## Begin
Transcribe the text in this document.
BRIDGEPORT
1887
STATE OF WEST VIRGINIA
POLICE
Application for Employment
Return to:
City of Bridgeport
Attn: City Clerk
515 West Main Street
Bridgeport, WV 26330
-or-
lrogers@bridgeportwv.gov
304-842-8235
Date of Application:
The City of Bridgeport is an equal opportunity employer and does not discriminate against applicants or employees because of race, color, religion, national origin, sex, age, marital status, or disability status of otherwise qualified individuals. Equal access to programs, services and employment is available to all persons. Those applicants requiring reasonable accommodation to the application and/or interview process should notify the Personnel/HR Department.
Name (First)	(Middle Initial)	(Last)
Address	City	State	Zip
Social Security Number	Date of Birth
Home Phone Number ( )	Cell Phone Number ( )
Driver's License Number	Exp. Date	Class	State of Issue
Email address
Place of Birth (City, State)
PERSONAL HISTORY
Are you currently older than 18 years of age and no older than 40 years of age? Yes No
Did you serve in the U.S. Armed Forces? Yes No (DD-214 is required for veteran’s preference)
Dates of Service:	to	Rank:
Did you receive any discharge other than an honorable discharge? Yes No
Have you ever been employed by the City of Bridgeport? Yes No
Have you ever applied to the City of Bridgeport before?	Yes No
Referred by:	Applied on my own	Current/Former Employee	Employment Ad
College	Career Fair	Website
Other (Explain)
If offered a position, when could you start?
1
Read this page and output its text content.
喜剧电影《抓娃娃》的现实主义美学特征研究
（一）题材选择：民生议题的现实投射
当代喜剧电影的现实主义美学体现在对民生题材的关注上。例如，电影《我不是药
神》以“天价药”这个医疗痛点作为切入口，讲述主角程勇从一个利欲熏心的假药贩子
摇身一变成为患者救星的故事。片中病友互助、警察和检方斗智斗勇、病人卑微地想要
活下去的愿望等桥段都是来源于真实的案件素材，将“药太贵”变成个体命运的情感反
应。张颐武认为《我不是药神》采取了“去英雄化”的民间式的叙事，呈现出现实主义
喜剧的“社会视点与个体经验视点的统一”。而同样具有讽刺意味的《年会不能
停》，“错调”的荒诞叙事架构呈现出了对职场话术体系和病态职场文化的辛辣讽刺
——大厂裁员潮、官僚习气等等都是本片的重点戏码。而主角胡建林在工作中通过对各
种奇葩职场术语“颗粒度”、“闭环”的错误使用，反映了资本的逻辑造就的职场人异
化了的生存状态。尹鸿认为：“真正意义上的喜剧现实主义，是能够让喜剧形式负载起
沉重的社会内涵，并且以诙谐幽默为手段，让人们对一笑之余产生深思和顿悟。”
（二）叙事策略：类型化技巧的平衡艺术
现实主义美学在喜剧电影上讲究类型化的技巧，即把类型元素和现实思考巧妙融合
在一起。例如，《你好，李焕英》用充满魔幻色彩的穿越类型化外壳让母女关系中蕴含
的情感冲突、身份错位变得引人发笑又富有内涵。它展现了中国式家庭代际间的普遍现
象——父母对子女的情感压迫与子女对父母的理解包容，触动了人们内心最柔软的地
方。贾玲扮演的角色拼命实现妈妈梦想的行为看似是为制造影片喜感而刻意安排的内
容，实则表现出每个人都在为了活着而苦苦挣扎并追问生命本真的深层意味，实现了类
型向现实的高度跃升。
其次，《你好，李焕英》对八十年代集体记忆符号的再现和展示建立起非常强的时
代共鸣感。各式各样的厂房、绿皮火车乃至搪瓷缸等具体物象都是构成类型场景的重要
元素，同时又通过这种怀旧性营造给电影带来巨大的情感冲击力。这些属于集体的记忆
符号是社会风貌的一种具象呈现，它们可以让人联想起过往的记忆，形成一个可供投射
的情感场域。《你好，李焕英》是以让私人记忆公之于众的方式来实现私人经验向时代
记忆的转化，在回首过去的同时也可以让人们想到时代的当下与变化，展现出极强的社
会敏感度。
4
## End
> _What this task involves_:
Reproduce each line of the material above precisely.

> _Solution_:
Transcribe the text in this document.
BRIDGEPORT
1887
STATE OF WEST VIRGINIA
POLICE
Application for Employment
Return to:
City of Bridgeport
Attn: City Clerk
515 West Main Street
Bridgeport, WV 26330
-or-
lrogers@bridgeportwv.gov
304-842-8235
Date of Application:
The City of Bridgeport is an equal opportunity employer and does not discriminate against applicants or employees because of race, color, religion, national origin, sex, age, marital status, or disability status of otherwise qualified individuals. Equal access to programs, services and employment is available to all persons. Those applicants requiring reasonable accommodation to the application and/or interview process should notify the Personnel/HR Department.
Name (First)	(Middle Initial)	(Last)
Address	City	State	Zip
Social Security Number	Date of Birth
Home Phone Number ( )	Cell Phone Number ( )
Driver's License Number	Exp. Date	Class	State of Issue
Email address
Place of Birth (City, State)
PERSONAL HISTORY
Are you currently older than 18 years of age and no older than 40 years of age? Yes No
Did you serve in the U.S. Armed Forces? Yes No (DD-214 is required for veteran’s preference)
Dates of Service:	to	Rank:
Did you receive any discharge other than an honorable discharge? Yes No
Have you ever been employed by the City of Bridgeport? Yes No
Have you ever applied to the City of Bridgeport before?	Yes No
Referred by:	Applied on my own	Current/Former Employee	Employment Ad
College	Career Fair	Website
Other (Explain)
If offered a position, when could you start?
1
Read this page and output its text content.
喜剧电影《抓娃娃》的现实主义美学特征研究
（一）题材选择：民生议题的现实投射
当代喜剧电影的现实主义美学体现在对民生题材的关注上。例如，电影《我不是药
神》以“天价药”这个医疗痛点作为切入口，讲述主角程勇从一个利欲熏心的假药贩子
摇身一变成为患者救星的故事。片中病友互助、警察和检方斗智斗勇、病人卑微地想要
活下去的愿望等桥段都是来源于真实的案件素材，将“药太贵”变成个体命运的情感反
应。张颐武认为《我不是药神》采取了“去英雄化”的民间式的叙事，呈现出现实主义
喜剧的“社会视点与个体经验视点的统一”。而同样具有讽刺意味的《年会不能
停》，“错调”的荒诞叙事架构呈现出了对职场话术体系和病态职场文化的辛辣讽刺
——大厂裁员潮、官僚习气等等都是本片的重点戏码。而主角胡建林在工作中通过对各
种奇葩职场术语“颗粒度”、“闭环”的错误使用，反映了资本的逻辑造就的职场人异
化了的生存状态。尹鸿认为：“真正意义上的喜剧现实主义，是能够让喜剧形式负载起
沉重的社会内涵，并且以诙谐幽默为手段，让人们对一笑之余产生深思和顿悟。”
（二）叙事策略：类型化技巧的平衡艺术
现实主义美学在喜剧电影上讲究类型化的技巧，即把类型元素和现实思考巧妙融合
在一起。例如，《你好，李焕英》用充满魔幻色彩的穿越类型化外壳让母女关系中蕴含
的情感冲突、身份错位变得引人发笑又富有内涵。它展现了中国式家庭代际间的普遍现
象——父母对子女的情感压迫与子女对父母的理解包容，触动了人们内心最柔软的地
方。贾玲扮演的角色拼命实现妈妈梦想的行为看似是为制造影片喜感而刻意安排的内
容，实则表现出每个人都在为了活着而苦苦挣扎并追问生命本真的深层意味，实现了类
型向现实的高度跃升。
其次，《你好，李焕英》对八十年代集体记忆符号的再现和展示建立起非常强的时
代共鸣感。各式各样的厂房、绿皮火车乃至搪瓷缸等具体物象都是构成类型场景的重要
元素，同时又通过这种怀旧性营造给电影带来巨大的情感冲击力。这些属于集体的记忆
符号是社会风貌的一种具象呈现，它们可以让人联想起过往的记忆，形成一个可供投射
的情感场域。《你好，李焕英》是以让私人记忆公之于众的方式来实现私人经验向时代
记忆的转化，在回首过去的同时也可以让人们想到时代的当下与变化，展现出极强的社
会敏感度。
4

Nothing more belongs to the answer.